**Task to complete:** Collect all lines containing the word "pattern" from the data.

══ Data shown ══

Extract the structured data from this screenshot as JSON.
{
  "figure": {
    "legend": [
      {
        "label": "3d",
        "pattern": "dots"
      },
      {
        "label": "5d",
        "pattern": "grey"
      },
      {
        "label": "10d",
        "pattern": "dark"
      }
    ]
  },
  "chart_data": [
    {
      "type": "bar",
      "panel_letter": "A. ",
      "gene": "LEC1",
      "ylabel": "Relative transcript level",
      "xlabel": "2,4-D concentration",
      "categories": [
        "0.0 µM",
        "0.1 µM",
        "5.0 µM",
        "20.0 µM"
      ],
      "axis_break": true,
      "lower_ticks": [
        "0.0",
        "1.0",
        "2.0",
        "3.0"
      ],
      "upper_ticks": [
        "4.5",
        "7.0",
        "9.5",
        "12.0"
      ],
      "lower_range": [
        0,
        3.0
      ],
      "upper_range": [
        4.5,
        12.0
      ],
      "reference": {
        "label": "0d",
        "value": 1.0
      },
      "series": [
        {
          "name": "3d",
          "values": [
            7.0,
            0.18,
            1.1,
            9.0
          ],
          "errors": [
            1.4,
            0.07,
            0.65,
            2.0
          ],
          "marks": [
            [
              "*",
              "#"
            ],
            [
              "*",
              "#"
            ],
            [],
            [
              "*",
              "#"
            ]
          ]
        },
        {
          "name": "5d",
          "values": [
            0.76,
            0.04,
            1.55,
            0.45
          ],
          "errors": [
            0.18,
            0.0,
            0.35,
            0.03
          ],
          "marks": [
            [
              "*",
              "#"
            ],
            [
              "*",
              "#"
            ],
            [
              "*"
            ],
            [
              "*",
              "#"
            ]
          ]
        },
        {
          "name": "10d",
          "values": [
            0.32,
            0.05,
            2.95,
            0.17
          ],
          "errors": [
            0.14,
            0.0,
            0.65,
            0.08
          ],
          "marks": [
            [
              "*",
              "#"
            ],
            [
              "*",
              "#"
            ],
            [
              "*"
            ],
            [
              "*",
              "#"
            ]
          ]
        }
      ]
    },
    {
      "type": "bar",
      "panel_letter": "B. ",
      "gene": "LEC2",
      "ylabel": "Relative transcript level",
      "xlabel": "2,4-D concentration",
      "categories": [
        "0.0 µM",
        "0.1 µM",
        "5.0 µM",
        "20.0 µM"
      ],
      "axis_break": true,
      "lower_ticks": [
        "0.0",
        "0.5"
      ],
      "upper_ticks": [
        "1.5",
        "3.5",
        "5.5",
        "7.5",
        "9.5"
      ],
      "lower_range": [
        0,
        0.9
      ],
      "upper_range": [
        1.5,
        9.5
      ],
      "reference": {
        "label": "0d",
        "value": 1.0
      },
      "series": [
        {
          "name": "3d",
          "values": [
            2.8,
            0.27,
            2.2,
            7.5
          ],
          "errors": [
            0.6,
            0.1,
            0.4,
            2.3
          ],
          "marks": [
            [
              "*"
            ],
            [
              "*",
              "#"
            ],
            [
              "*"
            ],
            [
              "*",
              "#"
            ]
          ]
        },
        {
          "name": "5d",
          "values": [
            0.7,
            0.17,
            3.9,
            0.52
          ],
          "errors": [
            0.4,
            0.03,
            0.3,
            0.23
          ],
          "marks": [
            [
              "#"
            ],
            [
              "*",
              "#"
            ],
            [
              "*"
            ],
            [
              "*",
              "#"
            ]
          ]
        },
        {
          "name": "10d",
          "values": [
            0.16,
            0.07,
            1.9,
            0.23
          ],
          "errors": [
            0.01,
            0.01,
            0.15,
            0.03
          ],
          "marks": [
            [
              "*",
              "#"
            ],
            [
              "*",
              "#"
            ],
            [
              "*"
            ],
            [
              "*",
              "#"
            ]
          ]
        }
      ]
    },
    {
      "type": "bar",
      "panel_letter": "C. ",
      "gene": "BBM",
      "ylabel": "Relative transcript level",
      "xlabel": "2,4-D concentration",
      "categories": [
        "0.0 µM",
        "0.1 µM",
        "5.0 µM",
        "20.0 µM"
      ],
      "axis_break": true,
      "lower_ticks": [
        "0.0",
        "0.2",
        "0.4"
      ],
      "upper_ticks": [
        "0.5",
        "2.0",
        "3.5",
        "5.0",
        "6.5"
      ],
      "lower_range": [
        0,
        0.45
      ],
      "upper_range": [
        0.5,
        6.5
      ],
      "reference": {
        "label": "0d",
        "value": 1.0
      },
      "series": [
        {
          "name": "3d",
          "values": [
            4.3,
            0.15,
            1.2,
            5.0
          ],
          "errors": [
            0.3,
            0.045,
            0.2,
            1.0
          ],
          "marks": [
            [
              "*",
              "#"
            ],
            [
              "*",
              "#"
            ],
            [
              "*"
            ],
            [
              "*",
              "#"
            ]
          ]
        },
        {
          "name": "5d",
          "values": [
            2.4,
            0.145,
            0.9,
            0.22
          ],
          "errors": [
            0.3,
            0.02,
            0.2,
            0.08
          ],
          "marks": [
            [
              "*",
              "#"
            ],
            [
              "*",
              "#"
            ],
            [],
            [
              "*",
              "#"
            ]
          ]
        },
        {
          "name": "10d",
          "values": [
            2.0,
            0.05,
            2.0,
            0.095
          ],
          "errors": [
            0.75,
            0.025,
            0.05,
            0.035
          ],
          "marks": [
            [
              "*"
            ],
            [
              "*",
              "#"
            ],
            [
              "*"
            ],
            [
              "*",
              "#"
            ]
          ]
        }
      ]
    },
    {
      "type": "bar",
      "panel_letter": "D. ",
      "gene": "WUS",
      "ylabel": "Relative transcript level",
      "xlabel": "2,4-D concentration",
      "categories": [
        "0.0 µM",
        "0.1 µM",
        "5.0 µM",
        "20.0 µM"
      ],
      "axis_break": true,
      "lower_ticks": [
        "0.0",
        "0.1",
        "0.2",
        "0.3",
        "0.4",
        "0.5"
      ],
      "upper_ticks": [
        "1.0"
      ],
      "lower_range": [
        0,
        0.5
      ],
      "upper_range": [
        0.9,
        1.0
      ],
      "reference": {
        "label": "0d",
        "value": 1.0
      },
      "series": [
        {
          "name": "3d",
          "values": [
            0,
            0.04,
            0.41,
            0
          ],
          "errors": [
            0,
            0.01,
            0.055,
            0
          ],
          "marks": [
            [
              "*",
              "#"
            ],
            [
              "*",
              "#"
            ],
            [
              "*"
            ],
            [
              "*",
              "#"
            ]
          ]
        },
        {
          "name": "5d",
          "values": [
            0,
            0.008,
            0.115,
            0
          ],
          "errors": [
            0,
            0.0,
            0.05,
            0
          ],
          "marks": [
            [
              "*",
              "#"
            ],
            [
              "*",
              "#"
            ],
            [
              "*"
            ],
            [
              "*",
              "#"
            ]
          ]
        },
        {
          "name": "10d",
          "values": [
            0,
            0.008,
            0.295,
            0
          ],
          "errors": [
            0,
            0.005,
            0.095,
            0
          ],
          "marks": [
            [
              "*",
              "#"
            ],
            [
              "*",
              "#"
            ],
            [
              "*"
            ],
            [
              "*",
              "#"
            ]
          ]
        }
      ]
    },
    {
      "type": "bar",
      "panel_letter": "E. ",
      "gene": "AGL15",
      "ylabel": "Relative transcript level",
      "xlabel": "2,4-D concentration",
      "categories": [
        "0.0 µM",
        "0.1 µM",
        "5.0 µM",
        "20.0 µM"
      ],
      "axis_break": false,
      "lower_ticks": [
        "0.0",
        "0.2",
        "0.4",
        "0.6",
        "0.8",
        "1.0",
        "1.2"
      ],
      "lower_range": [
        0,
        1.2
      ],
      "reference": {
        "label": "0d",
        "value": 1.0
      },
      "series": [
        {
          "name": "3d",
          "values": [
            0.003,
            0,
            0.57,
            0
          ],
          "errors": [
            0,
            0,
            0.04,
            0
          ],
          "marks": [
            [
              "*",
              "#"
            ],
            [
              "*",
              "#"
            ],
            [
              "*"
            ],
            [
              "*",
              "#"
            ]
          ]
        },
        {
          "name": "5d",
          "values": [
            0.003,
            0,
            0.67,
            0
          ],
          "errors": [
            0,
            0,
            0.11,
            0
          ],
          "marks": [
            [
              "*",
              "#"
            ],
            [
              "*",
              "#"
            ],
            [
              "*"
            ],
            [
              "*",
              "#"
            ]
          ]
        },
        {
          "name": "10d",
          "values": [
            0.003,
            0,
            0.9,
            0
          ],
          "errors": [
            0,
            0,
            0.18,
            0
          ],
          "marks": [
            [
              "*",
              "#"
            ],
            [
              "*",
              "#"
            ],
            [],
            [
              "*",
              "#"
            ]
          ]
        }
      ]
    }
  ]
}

═══

**Completed exercise:**
        "pattern": "dots"
        "pattern": "grey"
        "pattern": "dark"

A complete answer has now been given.